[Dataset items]
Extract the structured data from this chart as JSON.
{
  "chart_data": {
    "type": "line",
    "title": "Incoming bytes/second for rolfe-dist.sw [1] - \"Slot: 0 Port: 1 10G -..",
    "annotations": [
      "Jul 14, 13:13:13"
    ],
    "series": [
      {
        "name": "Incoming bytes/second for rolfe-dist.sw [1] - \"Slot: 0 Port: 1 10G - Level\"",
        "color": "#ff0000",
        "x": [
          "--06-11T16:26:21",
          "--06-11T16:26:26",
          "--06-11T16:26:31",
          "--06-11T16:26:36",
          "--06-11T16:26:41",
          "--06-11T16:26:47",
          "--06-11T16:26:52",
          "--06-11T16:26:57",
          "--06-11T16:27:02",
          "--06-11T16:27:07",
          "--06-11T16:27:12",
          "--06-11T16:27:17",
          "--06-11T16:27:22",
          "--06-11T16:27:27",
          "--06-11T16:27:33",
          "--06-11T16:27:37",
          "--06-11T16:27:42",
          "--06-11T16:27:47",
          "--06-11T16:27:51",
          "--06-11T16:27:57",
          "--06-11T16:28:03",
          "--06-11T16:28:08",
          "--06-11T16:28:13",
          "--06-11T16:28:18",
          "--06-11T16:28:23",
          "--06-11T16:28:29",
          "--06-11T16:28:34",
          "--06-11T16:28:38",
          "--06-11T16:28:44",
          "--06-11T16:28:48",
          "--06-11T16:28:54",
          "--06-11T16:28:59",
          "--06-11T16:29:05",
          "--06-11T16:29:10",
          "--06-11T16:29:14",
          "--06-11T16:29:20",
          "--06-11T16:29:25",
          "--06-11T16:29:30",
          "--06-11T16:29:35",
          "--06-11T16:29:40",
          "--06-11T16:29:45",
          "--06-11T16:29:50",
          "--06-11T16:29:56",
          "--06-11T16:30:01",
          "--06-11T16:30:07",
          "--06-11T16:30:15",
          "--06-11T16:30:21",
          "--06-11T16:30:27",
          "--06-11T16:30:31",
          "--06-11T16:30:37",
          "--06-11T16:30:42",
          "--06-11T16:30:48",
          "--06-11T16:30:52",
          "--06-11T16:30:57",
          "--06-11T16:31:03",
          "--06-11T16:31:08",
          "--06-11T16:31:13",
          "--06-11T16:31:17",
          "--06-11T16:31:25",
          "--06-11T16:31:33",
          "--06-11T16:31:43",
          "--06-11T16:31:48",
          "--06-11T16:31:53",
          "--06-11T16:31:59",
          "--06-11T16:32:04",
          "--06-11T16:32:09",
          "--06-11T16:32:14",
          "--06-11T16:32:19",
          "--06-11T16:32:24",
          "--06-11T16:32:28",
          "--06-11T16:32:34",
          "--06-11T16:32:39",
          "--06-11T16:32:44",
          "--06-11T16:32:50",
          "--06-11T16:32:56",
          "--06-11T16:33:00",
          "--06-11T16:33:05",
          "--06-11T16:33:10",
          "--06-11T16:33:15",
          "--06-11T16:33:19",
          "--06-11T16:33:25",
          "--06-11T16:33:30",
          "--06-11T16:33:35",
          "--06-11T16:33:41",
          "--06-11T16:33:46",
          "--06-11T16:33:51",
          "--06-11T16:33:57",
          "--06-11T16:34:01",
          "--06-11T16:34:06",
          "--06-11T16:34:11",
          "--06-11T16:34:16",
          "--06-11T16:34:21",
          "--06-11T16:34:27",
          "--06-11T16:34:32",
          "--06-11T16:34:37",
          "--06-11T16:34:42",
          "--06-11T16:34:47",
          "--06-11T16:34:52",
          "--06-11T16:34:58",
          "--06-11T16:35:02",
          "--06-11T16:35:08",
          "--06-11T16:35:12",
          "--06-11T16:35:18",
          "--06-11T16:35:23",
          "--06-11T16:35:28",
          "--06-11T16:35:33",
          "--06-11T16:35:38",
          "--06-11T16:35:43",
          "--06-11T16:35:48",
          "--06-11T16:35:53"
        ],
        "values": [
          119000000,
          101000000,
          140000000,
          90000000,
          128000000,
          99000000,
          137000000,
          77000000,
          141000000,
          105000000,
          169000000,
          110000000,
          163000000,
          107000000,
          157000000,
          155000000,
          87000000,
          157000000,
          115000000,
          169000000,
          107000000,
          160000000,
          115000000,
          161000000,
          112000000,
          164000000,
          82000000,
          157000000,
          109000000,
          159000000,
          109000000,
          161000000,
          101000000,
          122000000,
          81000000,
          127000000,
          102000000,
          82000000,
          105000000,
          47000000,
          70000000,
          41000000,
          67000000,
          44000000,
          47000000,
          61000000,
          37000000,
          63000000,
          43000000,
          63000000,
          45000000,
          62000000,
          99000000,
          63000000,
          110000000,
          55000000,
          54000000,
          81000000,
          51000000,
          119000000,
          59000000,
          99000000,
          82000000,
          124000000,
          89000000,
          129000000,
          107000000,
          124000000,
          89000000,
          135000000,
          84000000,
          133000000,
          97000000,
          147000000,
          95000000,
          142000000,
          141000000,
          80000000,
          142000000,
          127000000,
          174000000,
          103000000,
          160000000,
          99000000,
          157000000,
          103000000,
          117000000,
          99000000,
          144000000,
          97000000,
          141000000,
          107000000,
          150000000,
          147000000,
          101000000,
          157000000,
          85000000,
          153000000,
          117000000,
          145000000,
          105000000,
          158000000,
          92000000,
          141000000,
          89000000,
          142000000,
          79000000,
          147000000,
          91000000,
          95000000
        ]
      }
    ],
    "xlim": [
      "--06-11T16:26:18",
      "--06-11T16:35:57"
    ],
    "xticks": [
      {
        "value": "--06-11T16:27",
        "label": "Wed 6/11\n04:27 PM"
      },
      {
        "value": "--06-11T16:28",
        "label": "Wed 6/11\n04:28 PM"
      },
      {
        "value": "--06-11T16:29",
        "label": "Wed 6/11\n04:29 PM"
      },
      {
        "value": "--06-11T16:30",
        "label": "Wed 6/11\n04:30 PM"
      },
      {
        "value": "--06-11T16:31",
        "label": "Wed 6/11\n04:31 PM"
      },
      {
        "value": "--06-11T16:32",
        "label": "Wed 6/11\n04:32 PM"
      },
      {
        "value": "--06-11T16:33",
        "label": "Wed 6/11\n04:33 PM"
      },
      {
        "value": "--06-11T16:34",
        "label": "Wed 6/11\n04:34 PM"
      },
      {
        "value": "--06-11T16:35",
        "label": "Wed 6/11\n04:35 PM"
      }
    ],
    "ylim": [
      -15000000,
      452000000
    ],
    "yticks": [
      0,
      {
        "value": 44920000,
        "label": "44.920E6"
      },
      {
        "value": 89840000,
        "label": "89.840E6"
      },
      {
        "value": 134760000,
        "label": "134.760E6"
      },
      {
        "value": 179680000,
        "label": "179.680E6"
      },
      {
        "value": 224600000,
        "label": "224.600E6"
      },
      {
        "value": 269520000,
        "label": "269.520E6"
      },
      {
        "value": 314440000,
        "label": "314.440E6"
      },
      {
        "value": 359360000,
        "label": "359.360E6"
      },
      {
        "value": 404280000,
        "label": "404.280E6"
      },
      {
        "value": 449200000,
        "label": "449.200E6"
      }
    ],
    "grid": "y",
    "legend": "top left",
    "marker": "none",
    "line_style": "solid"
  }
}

WHAT IS ASKED: What is the number of lines in the records above that include the word "dist"? Reply with that number and nothing more.

SOLUTION TO THE PROBLEM: 2